**SET TASK:** Every line below that mentions the word "Механизм" should be copied out.

**EXERCISE MATERIALS:**
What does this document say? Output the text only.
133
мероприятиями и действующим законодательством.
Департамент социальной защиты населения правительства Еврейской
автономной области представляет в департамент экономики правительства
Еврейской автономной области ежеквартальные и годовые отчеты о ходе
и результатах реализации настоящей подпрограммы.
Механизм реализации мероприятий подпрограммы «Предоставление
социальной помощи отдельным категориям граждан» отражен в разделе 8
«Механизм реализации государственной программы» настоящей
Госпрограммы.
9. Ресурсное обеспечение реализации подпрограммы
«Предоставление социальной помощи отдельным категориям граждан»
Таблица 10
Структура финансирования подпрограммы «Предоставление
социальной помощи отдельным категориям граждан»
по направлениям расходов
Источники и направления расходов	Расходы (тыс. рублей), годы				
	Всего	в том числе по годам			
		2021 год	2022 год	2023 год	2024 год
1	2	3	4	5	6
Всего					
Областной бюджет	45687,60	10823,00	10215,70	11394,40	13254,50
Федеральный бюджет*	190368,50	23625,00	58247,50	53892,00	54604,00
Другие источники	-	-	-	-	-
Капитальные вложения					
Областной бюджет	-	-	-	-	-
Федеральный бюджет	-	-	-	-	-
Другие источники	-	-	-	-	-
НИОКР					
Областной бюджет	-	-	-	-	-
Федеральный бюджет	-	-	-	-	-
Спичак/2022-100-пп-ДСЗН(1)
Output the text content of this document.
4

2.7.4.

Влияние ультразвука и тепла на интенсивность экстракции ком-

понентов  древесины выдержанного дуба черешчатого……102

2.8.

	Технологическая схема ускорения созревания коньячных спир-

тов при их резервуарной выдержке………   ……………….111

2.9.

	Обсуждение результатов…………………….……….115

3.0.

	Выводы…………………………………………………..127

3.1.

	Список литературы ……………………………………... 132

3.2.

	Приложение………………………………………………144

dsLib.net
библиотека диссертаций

**FINISHED EXERCISE:**
Механизм реализации мероприятий подпрограммы «Предоставление
«Механизм реализации государственной программы» настоящей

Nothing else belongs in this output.